## WHAT YOU NEED TO DO:
Write the data below out exactly as it stands. Do not include the pictures.

Excerpts from a figure dataset

○ ○ ○ ○ ○ ○ ○

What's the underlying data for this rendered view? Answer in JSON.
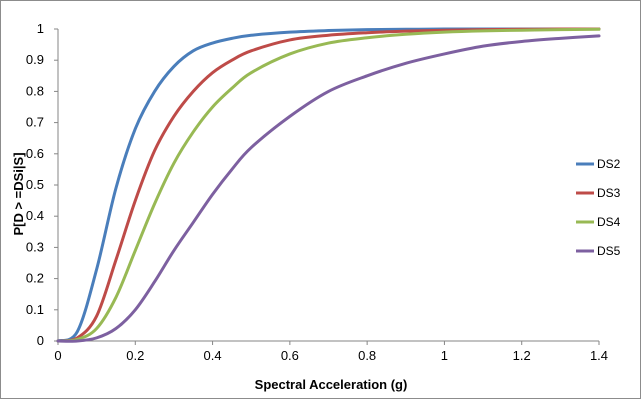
{
  "chart_data": {
    "type": "line",
    "title": "",
    "xlabel": "Spectral Acceleration (g)",
    "ylabel": "P[D > =DSi|S]",
    "xlim": [
      0,
      1.4
    ],
    "ylim": [
      0,
      1
    ],
    "x_ticks": [
      "0",
      "0.2",
      "0.4",
      "0.6",
      "0.8",
      "1",
      "1.2",
      "1.4"
    ],
    "y_ticks": [
      "0",
      "0.1",
      "0.2",
      "0.3",
      "0.4",
      "0.5",
      "0.6",
      "0.7",
      "0.8",
      "0.9",
      "1"
    ],
    "grid": false,
    "legend_position": "right",
    "x": [
      0,
      0.05,
      0.1,
      0.15,
      0.2,
      0.25,
      0.3,
      0.35,
      0.4,
      0.45,
      0.5,
      0.6,
      0.7,
      0.8,
      0.9,
      1.0,
      1.1,
      1.2,
      1.3,
      1.4
    ],
    "series": [
      {
        "name": "DS2",
        "color": "#4a7ebb",
        "values": [
          0,
          0.03,
          0.23,
          0.49,
          0.68,
          0.8,
          0.88,
          0.93,
          0.955,
          0.97,
          0.98,
          0.99,
          0.995,
          0.998,
          0.999,
          1.0,
          1.0,
          1.0,
          1.0,
          1.0
        ]
      },
      {
        "name": "DS3",
        "color": "#be4b48",
        "values": [
          0,
          0.01,
          0.08,
          0.26,
          0.45,
          0.61,
          0.72,
          0.8,
          0.86,
          0.9,
          0.93,
          0.965,
          0.98,
          0.988,
          0.993,
          0.996,
          0.998,
          0.999,
          1.0,
          1.0
        ]
      },
      {
        "name": "DS4",
        "color": "#98b954",
        "values": [
          0,
          0.005,
          0.04,
          0.14,
          0.29,
          0.44,
          0.57,
          0.67,
          0.75,
          0.81,
          0.86,
          0.92,
          0.955,
          0.972,
          0.983,
          0.99,
          0.994,
          0.996,
          0.998,
          0.999
        ]
      },
      {
        "name": "DS5",
        "color": "#7d60a0",
        "values": [
          0,
          0.0,
          0.01,
          0.04,
          0.1,
          0.19,
          0.29,
          0.38,
          0.47,
          0.55,
          0.62,
          0.72,
          0.8,
          0.85,
          0.89,
          0.92,
          0.945,
          0.96,
          0.97,
          0.978
        ]
      }
    ]
  }
}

○ ○ ○ ○ ○ ○ ○

## EXERCISE SOLUTION:
What's the underlying data for this rendered view? Answer in JSON.
{
  "chart_data": {
    "type": "line",
    "title": "",
    "xlabel": "Spectral Acceleration (g)",
    "ylabel": "P[D > =DSi|S]",
    "xlim": [
      0,
      1.4
    ],
    "ylim": [
      0,
      1
    ],
    "x_ticks": [
      "0",
      "0.2",
      "0.4",
      "0.6",
      "0.8",
      "1",
      "1.2",
      "1.4"
    ],
    "y_ticks": [
      "0",
      "0.1",
      "0.2",
      "0.3",
      "0.4",
      "0.5",
      "0.6",
      "0.7",
      "0.8",
      "0.9",
      "1"
    ],
    "grid": false,
    "legend_position": "right",
    "x": [
      0,
      0.05,
      0.1,
      0.15,
      0.2,
      0.25,
      0.3,
      0.35,
      0.4,
      0.45,
      0.5,
      0.6,
      0.7,
      0.8,
      0.9,
      1.0,
      1.1,
      1.2,
      1.3,
      1.4
    ],
    "series": [
      {
        "name": "DS2",
        "color": "#4a7ebb",
        "values": [
          0,
          0.03,
          0.23,
          0.49,
          0.68,
          0.8,
          0.88,
          0.93,
          0.955,
          0.97,
          0.98,
          0.99,
          0.995,
          0.998,
          0.999,
          1.0,
          1.0,
          1.0,
          1.0,
          1.0
        ]
      },
      {
        "name": "DS3",
        "color": "#be4b48",
        "values": [
          0,
          0.01,
          0.08,
          0.26,
          0.45,
          0.61,
          0.72,
          0.8,
          0.86,
          0.9,
          0.93,
          0.965,
          0.98,
          0.988,
          0.993,
          0.996,
          0.998,
          0.999,
          1.0,
          1.0
        ]
      },
      {
        "name": "DS4",
        "color": "#98b954",
        "values": [
          0,
          0.005,
          0.04,
          0.14,
          0.29,
          0.44,
          0.57,
          0.67,
          0.75,
          0.81,
          0.86,
          0.92,
          0.955,
          0.972,
          0.983,
          0.99,
          0.994,
          0.996,
          0.998,
          0.999
        ]
      },
      {
        "name": "DS5",
        "color": "#7d60a0",
        "values": [
          0,
          0.0,
          0.01,
          0.04,
          0.1,
          0.19,
          0.29,
          0.38,
          0.47,
          0.55,
          0.62,
          0.72,
          0.8,
          0.85,
          0.89,
          0.92,
          0.945,
          0.96,
          0.97,
          0.978
        ]
      }
    ]
  }
}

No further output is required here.